## What you will do
Take from the listing each line that has the string "path".

Extracted data entries:
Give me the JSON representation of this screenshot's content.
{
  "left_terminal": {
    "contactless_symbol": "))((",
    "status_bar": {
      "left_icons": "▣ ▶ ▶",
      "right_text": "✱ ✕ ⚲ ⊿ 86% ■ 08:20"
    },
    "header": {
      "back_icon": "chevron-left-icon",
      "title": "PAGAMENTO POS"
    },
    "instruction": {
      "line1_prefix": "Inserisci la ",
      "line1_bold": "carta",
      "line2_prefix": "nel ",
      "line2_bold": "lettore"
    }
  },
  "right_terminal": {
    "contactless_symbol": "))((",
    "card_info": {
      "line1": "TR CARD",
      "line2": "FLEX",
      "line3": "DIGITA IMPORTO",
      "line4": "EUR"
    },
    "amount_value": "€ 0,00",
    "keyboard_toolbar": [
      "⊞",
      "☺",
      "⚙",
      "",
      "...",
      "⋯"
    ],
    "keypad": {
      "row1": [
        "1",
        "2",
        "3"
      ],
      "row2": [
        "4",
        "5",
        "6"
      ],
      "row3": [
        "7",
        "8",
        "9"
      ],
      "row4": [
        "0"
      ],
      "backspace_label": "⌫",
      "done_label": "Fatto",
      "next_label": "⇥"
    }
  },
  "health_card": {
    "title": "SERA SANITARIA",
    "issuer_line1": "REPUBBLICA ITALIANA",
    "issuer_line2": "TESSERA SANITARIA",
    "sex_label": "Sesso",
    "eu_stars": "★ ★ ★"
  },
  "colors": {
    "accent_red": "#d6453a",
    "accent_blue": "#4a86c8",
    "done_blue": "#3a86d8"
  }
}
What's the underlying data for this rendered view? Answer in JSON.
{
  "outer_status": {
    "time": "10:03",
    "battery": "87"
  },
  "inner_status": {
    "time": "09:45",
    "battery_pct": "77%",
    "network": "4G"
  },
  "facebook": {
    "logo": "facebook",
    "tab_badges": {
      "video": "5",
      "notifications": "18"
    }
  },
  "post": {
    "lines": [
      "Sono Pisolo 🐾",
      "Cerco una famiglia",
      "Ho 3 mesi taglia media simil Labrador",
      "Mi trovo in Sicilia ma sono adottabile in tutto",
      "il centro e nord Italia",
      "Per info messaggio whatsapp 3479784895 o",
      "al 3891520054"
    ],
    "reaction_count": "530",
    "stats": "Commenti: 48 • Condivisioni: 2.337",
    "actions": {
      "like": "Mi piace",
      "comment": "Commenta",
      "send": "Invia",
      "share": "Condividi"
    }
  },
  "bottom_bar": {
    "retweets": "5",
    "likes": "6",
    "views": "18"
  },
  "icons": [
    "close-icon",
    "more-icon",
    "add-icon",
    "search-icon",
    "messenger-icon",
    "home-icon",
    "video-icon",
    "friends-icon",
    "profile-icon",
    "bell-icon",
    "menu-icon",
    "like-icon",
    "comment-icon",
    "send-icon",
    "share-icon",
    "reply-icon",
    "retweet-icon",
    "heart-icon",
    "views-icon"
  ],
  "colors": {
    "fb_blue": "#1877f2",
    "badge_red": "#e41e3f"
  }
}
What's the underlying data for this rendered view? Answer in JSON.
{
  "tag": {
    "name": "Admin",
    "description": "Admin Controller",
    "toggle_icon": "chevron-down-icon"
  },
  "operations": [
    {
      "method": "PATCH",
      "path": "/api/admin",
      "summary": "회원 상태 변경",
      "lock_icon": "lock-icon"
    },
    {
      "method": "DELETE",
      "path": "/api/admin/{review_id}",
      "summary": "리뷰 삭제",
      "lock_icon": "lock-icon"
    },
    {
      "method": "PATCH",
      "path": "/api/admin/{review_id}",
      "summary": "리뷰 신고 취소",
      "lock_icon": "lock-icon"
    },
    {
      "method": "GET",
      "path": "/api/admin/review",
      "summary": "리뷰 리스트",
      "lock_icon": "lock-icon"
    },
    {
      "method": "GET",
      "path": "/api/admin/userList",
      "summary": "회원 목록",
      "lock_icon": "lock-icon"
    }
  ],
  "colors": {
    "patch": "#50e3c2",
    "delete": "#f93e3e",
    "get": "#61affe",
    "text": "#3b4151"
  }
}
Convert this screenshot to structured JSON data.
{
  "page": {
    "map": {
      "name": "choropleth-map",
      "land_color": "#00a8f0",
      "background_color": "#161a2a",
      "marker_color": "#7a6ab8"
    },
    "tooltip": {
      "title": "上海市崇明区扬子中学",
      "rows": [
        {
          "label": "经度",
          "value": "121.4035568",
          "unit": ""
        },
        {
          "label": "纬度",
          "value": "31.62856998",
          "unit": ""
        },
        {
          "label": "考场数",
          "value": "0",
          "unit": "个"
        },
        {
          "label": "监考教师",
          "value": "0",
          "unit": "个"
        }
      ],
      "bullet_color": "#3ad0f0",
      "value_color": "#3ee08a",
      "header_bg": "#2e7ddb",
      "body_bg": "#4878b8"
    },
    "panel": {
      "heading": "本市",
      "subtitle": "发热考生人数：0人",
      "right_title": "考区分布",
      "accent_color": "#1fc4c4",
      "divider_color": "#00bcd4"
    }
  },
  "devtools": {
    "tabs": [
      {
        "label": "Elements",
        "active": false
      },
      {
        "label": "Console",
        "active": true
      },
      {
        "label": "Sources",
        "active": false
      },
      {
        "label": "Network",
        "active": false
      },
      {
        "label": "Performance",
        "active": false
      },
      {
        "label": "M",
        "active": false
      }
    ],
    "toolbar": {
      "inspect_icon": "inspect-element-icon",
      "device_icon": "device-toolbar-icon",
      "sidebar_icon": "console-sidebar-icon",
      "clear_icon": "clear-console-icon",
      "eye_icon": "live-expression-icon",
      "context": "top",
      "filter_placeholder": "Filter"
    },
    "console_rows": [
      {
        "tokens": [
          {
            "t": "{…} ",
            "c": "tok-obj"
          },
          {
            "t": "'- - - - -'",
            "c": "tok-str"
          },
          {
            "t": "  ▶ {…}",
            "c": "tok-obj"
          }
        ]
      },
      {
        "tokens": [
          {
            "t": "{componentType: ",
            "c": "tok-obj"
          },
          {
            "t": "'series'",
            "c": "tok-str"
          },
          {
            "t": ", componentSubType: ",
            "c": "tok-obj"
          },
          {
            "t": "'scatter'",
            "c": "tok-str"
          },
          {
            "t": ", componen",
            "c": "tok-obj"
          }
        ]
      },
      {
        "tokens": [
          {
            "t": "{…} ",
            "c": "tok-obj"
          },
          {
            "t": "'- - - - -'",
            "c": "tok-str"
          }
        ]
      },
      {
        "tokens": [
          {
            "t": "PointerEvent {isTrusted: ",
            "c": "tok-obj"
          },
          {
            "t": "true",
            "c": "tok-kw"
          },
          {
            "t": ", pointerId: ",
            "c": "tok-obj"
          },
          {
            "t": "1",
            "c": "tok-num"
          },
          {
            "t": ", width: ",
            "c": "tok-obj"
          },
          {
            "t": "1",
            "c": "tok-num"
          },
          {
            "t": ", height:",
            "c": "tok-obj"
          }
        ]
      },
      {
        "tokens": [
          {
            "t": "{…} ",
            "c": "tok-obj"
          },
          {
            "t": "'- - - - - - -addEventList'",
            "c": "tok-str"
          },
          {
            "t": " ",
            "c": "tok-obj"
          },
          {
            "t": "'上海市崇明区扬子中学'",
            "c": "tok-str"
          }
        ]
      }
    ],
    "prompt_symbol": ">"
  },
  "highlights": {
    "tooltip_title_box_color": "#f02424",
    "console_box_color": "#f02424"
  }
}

## The completed task
      "path": "/api/admin",
      "path": "/api/admin/{review_id}",
      "path": "/api/admin/{review_id}",
      "path": "/api/admin/review",
      "path": "/api/admin/userList",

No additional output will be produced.